Dataset rows about figures
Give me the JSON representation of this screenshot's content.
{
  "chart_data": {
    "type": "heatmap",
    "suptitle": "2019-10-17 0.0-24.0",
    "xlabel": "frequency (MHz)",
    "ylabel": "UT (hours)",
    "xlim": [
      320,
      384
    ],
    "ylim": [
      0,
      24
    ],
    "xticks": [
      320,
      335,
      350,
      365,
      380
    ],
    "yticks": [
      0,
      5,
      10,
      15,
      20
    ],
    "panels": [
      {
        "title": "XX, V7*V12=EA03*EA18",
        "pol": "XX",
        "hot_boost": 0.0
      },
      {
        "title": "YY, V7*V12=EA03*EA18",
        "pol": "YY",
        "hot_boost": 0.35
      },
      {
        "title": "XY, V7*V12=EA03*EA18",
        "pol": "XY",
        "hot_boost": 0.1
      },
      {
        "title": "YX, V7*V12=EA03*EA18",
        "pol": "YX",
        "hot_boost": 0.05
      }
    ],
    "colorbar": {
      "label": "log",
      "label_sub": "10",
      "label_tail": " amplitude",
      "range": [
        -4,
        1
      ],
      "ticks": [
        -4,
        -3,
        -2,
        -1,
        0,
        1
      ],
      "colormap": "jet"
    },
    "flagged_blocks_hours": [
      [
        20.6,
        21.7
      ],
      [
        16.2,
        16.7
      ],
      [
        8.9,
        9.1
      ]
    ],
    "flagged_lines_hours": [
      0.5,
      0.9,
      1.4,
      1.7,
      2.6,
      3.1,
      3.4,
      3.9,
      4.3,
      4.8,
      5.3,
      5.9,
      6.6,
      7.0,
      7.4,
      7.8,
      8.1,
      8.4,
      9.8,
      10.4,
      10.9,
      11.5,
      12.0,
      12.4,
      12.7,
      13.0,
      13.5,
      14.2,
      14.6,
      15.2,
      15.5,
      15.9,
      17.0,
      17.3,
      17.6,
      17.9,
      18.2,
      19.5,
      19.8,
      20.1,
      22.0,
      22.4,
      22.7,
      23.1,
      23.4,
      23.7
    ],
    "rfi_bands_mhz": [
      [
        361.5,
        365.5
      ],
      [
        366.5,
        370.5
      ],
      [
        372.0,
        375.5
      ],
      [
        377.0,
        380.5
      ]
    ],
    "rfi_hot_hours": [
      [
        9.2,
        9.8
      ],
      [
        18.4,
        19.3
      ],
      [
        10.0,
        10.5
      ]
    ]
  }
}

** DIRECTIONS **
Transcribe the entire listing above precisely.

** WRITTEN REPLY **
Give me the JSON representation of this screenshot's content.
{
  "chart_data": {
    "type": "heatmap",
    "suptitle": "2019-10-17 0.0-24.0",
    "xlabel": "frequency (MHz)",
    "ylabel": "UT (hours)",
    "xlim": [
      320,
      384
    ],
    "ylim": [
      0,
      24
    ],
    "xticks": [
      320,
      335,
      350,
      365,
      380
    ],
    "yticks": [
      0,
      5,
      10,
      15,
      20
    ],
    "panels": [
      {
        "title": "XX, V7*V12=EA03*EA18",
        "pol": "XX",
        "hot_boost": 0.0
      },
      {
        "title": "YY, V7*V12=EA03*EA18",
        "pol": "YY",
        "hot_boost": 0.35
      },
      {
        "title": "XY, V7*V12=EA03*EA18",
        "pol": "XY",
        "hot_boost": 0.1
      },
      {
        "title": "YX, V7*V12=EA03*EA18",
        "pol": "YX",
        "hot_boost": 0.05
      }
    ],
    "colorbar": {
      "label": "log",
      "label_sub": "10",
      "label_tail": " amplitude",
      "range": [
        -4,
        1
      ],
      "ticks": [
        -4,
        -3,
        -2,
        -1,
        0,
        1
      ],
      "colormap": "jet"
    },
    "flagged_blocks_hours": [
      [
        20.6,
        21.7
      ],
      [
        16.2,
        16.7
      ],
      [
        8.9,
        9.1
      ]
    ],
    "flagged_lines_hours": [
      0.5,
      0.9,
      1.4,
      1.7,
      2.6,
      3.1,
      3.4,
      3.9,
      4.3,
      4.8,
      5.3,
      5.9,
      6.6,
      7.0,
      7.4,
      7.8,
      8.1,
      8.4,
      9.8,
      10.4,
      10.9,
      11.5,
      12.0,
      12.4,
      12.7,
      13.0,
      13.5,
      14.2,
      14.6,
      15.2,
      15.5,
      15.9,
      17.0,
      17.3,
      17.6,
      17.9,
      18.2,
      19.5,
      19.8,
      20.1,
      22.0,
      22.4,
      22.7,
      23.1,
      23.4,
      23.7
    ],
    "rfi_bands_mhz": [
      [
        361.5,
        365.5
      ],
      [
        366.5,
        370.5
      ],
      [
        372.0,
        375.5
      ],
      [
        377.0,
        380.5
      ]
    ],
    "rfi_hot_hours": [
      [
        9.2,
        9.8
      ],
      [
        18.4,
        19.3
      ],
      [
        10.0,
        10.5
      ]
    ]
  }
}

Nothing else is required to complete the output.